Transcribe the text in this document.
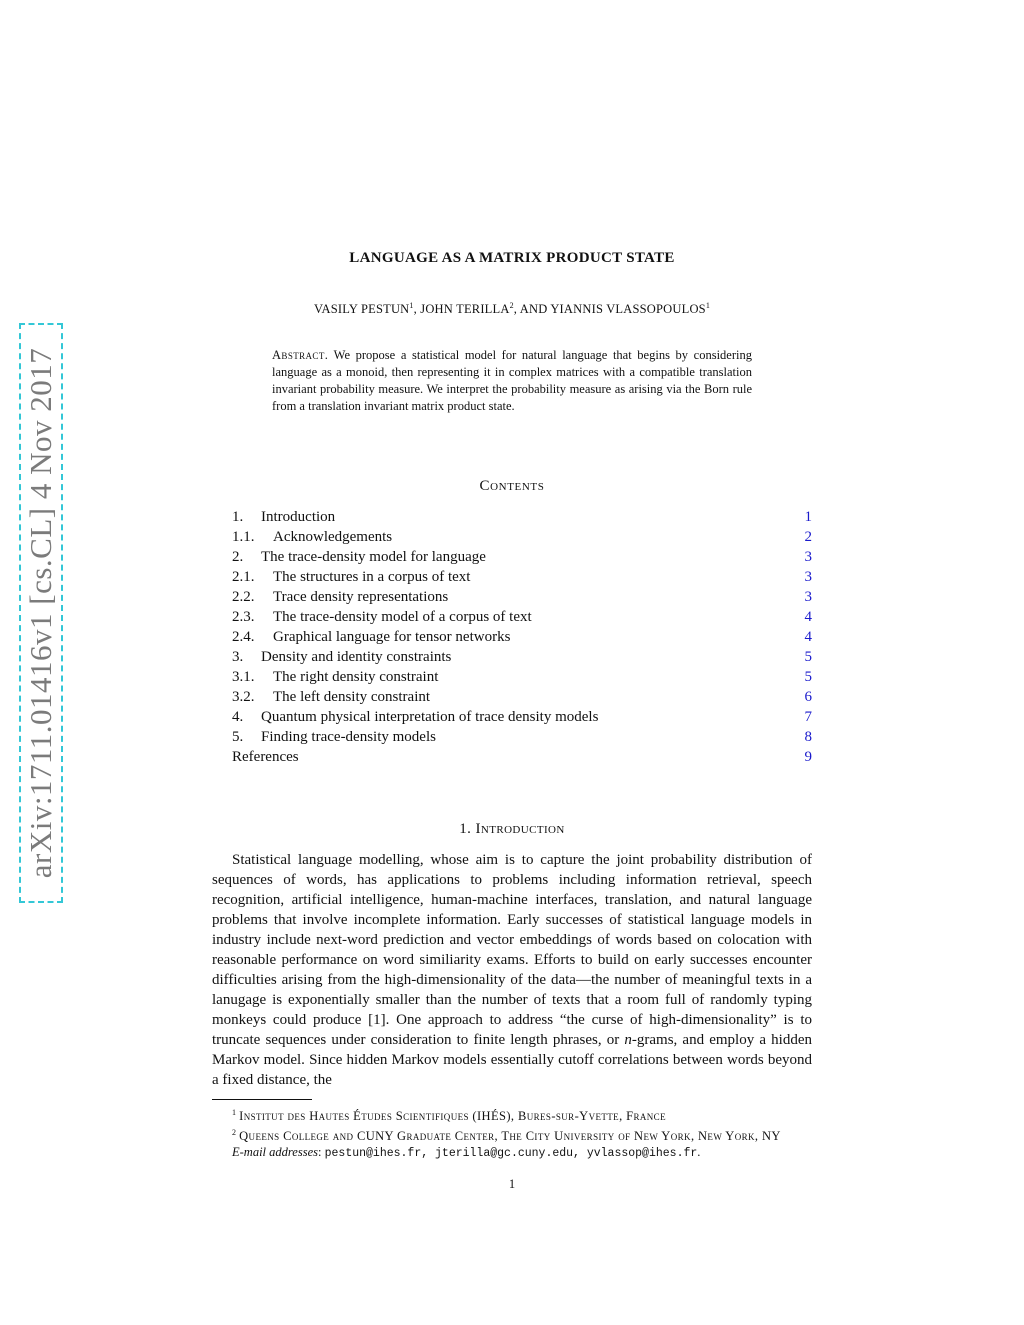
arXiv:1711.01416v1 [cs.CL] 4 Nov 2017
LANGUAGE AS A MATRIX PRODUCT STATE
VASILY PESTUN$^1$, JOHN TERILLA$^2$, AND YIANNIS VLASSOPOULOS$^1$
Abstract. We propose a statistical model for natural language that begins by considering language as a monoid, then representing it in complex matrices with a compatible translation invariant probability measure. We interpret the probability measure as arising via the Born rule from a translation invariant matrix product state.
Contents
1. Introduction	1
1.1. Acknowledgements	2
2. The trace-density model for language	3
2.1. The structures in a corpus of text	3
2.2. Trace density representations	3
2.3. The trace-density model of a corpus of text	4
2.4. Graphical language for tensor networks	4
3. Density and identity constraints	5
3.1. The right density constraint	5
3.2. The left density constraint	6
4. Quantum physical interpretation of trace density models	7
5. Finding trace-density models	8
References	9
1. Introduction
Statistical language modelling, whose aim is to capture the joint probability distribution of sequences of words, has applications to problems including information retrieval, speech recognition, artificial intelligence, human-machine interfaces, translation, and natural language problems that involve incomplete information. Early successes of statistical language models in industry include next-word prediction and vector embeddings of words based on colocation with reasonable performance on word similiarity exams. Efforts to build on early successes encounter difficulties arising from the high-dimensionality of the data—the number of meaningful texts in a lanugage is exponentially smaller than the number of texts that a room full of randomly typing monkeys could produce [1]. One approach to address “the curse of high-dimensionality” is to truncate sequences under consideration to finite length phrases, or n-grams, and employ a hidden Markov model. Since hidden Markov models essentially cutoff correlations between words beyond a fixed distance, the

$^1$ Institut des Hautes Études Scientifiques (IHÉS), Bures-sur-Yvette, France

$^2$ Queens College and CUNY Graduate Center, The City University of New York, New York, NY

E-mail addresses: pestun@ihes.fr, jterilla@gc.cuny.edu, yvlassop@ihes.fr.

1
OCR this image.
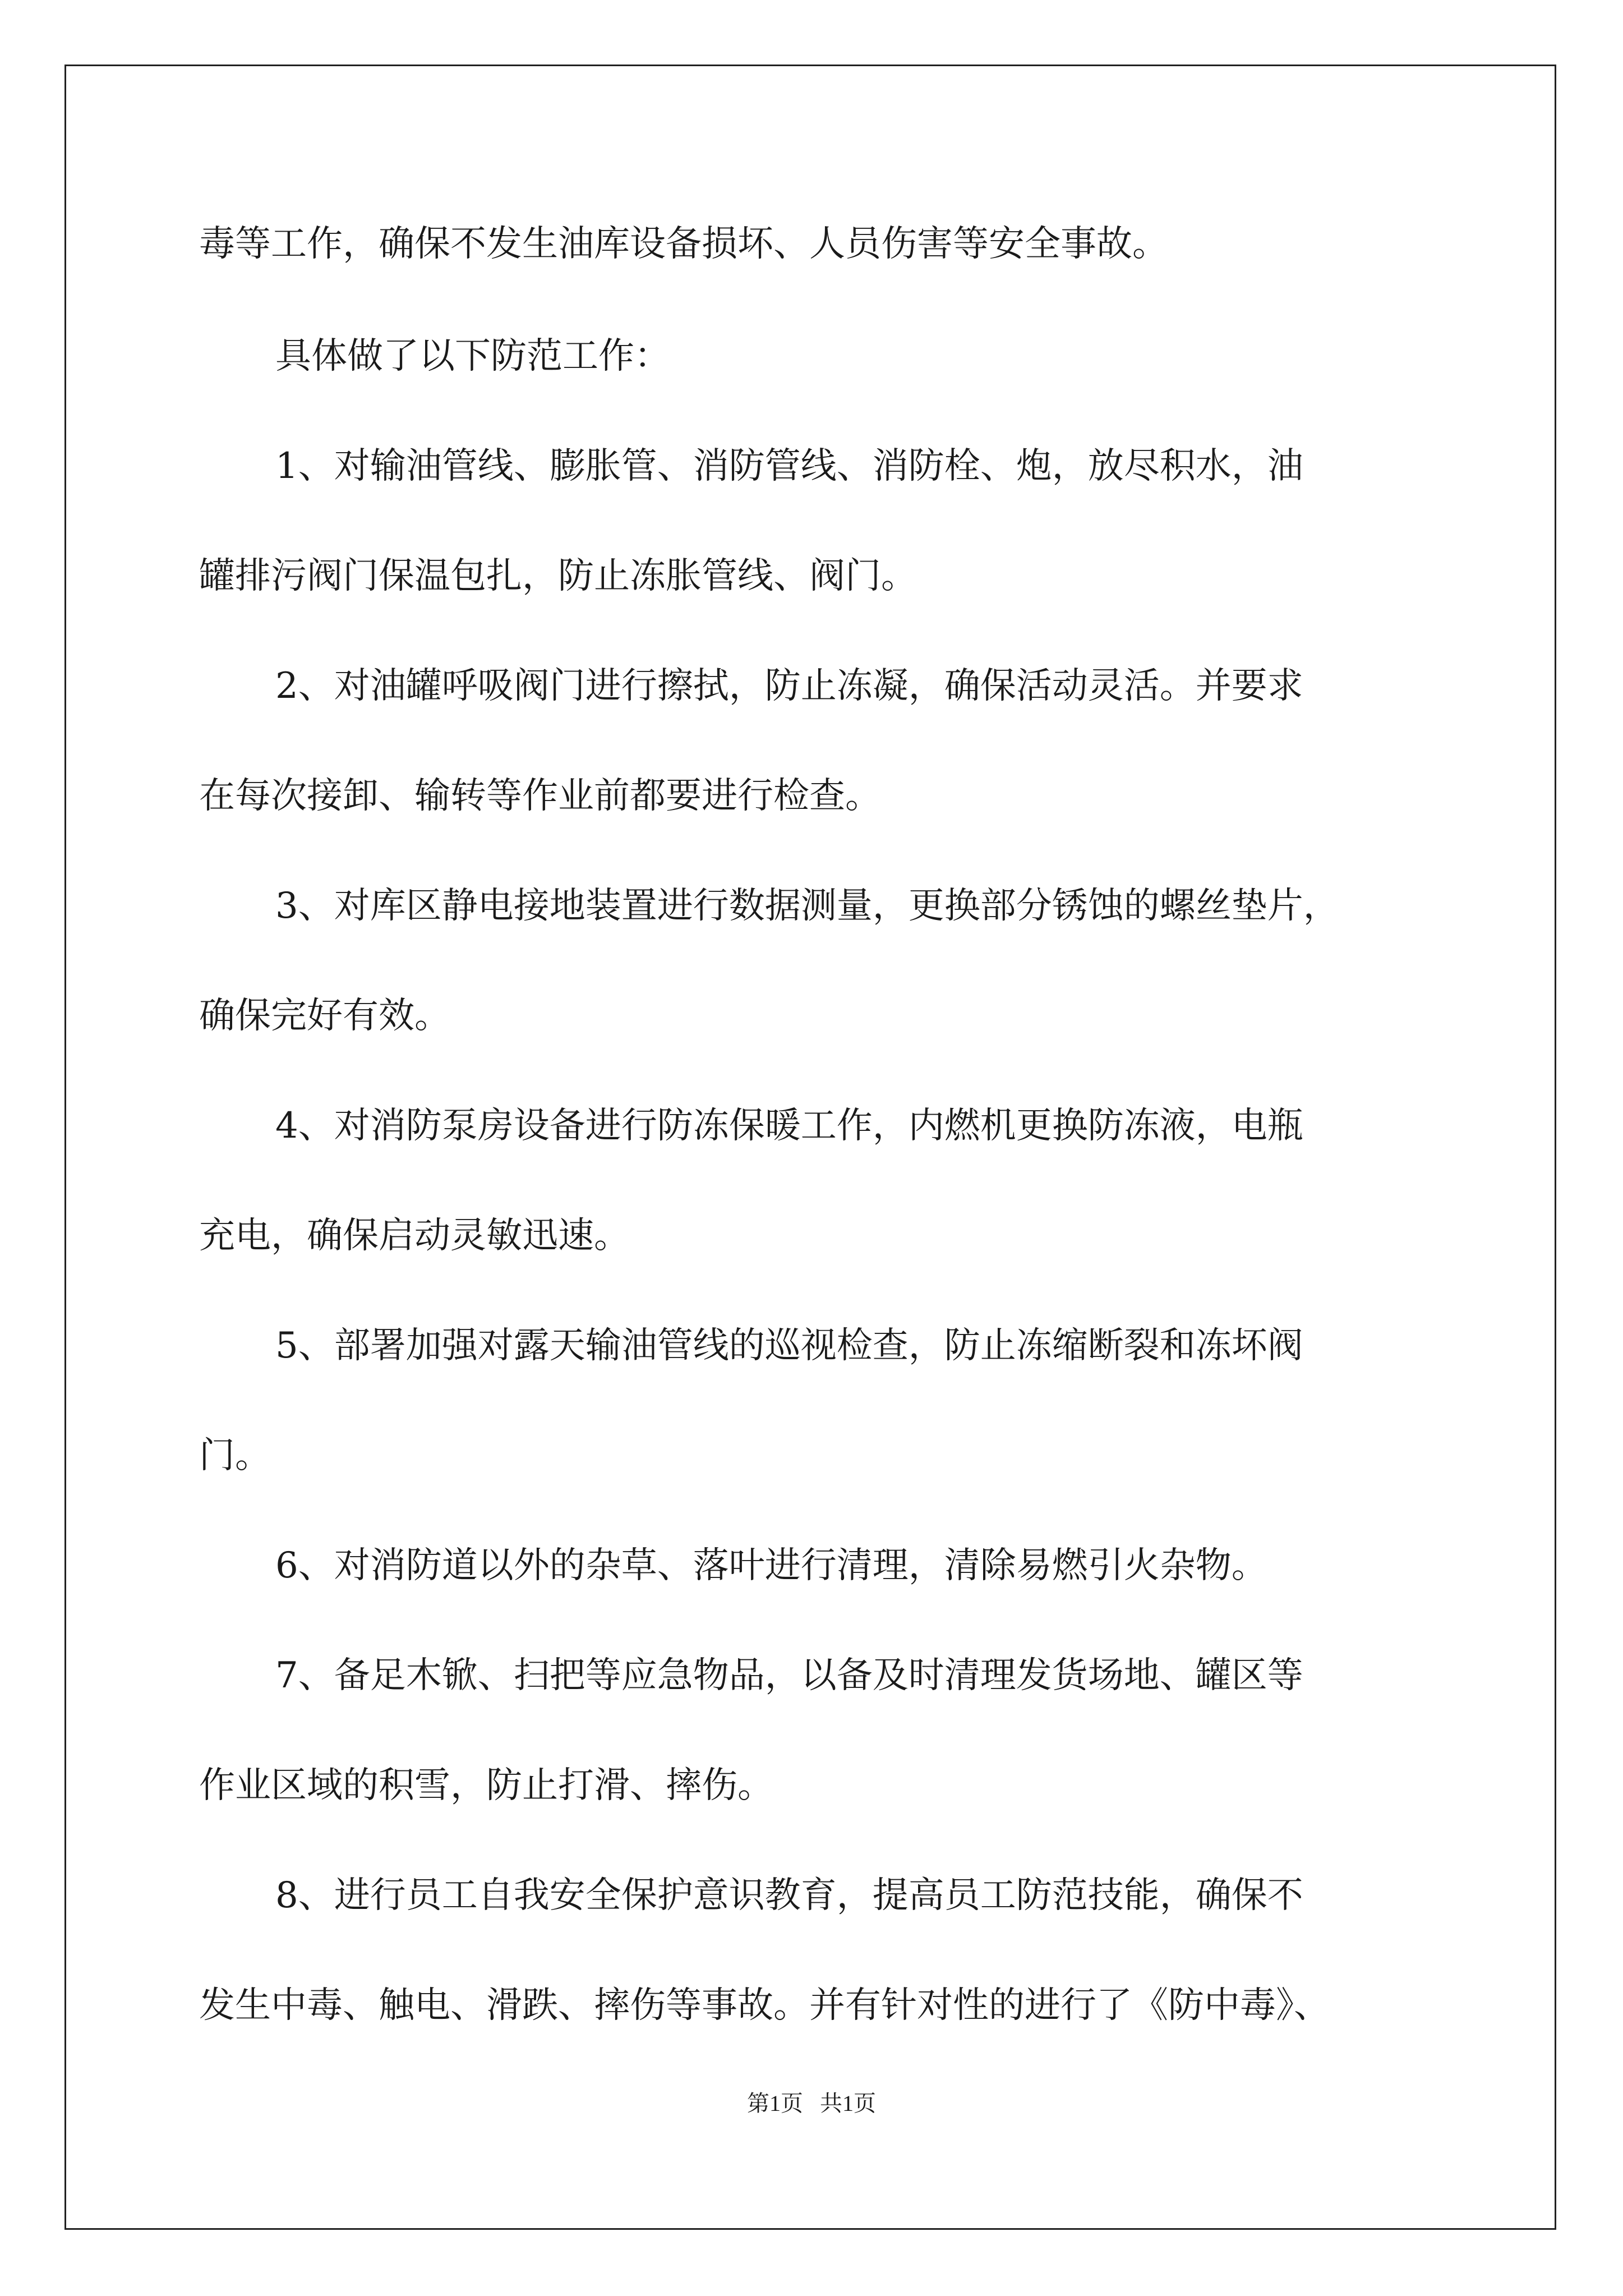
毒等工作，确保不发生油库设备损坏、人员伤害等安全事故。
具体做了以下防范工作：
1、对输油管线、膨胀管、消防管线、消防栓、炮，放尽积水，油
罐排污阀门保温包扎，防止冻胀管线、阀门。
2、对油罐呼吸阀门进行擦拭，防止冻凝，确保活动灵活。并要求
在每次接卸、输转等作业前都要进行检查。
3、对库区静电接地装置进行数据测量，更换部分锈蚀的螺丝垫片，
确保完好有效。
4、对消防泵房设备进行防冻保暖工作，内燃机更换防冻液，电瓶
充电，确保启动灵敏迅速。
5、部署加强对露天输油管线的巡视检查，防止冻缩断裂和冻坏阀
门。
6、对消防道以外的杂草、落叶进行清理，清除易燃引火杂物。
7、备足木锨、扫把等应急物品，以备及时清理发货场地、罐区等
作业区域的积雪，防止打滑、摔伤。
8、进行员工自我安全保护意识教育，提高员工防范技能，确保不
发生中毒、触电、滑跌、摔伤等事故。并有针对性的进行了《防中毒》、
第1页   共1页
..............................
• _THE EXERCISE_: Transcribe the listing above verbatim. Omit the pictures.

• _EXERCISE RESULT_:
Transcribe the text in this document.
arXiv:1711.01416v1 [cs.CL] 4 Nov 2017
LANGUAGE AS A MATRIX PRODUCT STATE
VASILY PESTUN$^1$, JOHN TERILLA$^2$, AND YIANNIS VLASSOPOULOS$^1$
Abstract. We propose a statistical model for natural language that begins by considering language as a monoid, then representing it in complex matrices with a compatible translation invariant probability measure. We interpret the probability measure as arising via the Born rule from a translation invariant matrix product state.
Contents
1. Introduction	1
1.1. Acknowledgements	2
2. The trace-density model for language	3
2.1. The structures in a corpus of text	3
2.2. Trace density representations	3
2.3. The trace-density model of a corpus of text	4
2.4. Graphical language for tensor networks	4
3. Density and identity constraints	5
3.1. The right density constraint	5
3.2. The left density constraint	6
4. Quantum physical interpretation of trace density models	7
5. Finding trace-density models	8
References	9
1. Introduction
Statistical language modelling, whose aim is to capture the joint probability distribution of sequences of words, has applications to problems including information retrieval, speech recognition, artificial intelligence, human-machine interfaces, translation, and natural language problems that involve incomplete information. Early successes of statistical language models in industry include next-word prediction and vector embeddings of words based on colocation with reasonable performance on word similiarity exams. Efforts to build on early successes encounter difficulties arising from the high-dimensionality of the data—the number of meaningful texts in a lanugage is exponentially smaller than the number of texts that a room full of randomly typing monkeys could produce [1]. One approach to address “the curse of high-dimensionality” is to truncate sequences under consideration to finite length phrases, or n-grams, and employ a hidden Markov model. Since hidden Markov models essentially cutoff correlations between words beyond a fixed distance, the

$^1$ Institut des Hautes Études Scientifiques (IHÉS), Bures-sur-Yvette, France

$^2$ Queens College and CUNY Graduate Center, The City University of New York, New York, NY

E-mail addresses: pestun@ihes.fr, jterilla@gc.cuny.edu, yvlassop@ihes.fr.

1
OCR this image.
毒等工作，确保不发生油库设备损坏、人员伤害等安全事故。
具体做了以下防范工作：
1、对输油管线、膨胀管、消防管线、消防栓、炮，放尽积水，油
罐排污阀门保温包扎，防止冻胀管线、阀门。
2、对油罐呼吸阀门进行擦拭，防止冻凝，确保活动灵活。并要求
在每次接卸、输转等作业前都要进行检查。
3、对库区静电接地装置进行数据测量，更换部分锈蚀的螺丝垫片，
确保完好有效。
4、对消防泵房设备进行防冻保暖工作，内燃机更换防冻液，电瓶
充电，确保启动灵敏迅速。
5、部署加强对露天输油管线的巡视检查，防止冻缩断裂和冻坏阀
门。
6、对消防道以外的杂草、落叶进行清理，清除易燃引火杂物。
7、备足木锨、扫把等应急物品，以备及时清理发货场地、罐区等
作业区域的积雪，防止打滑、摔伤。
8、进行员工自我安全保护意识教育，提高员工防范技能，确保不
发生中毒、触电、滑跌、摔伤等事故。并有针对性的进行了《防中毒》、
第1页   共1页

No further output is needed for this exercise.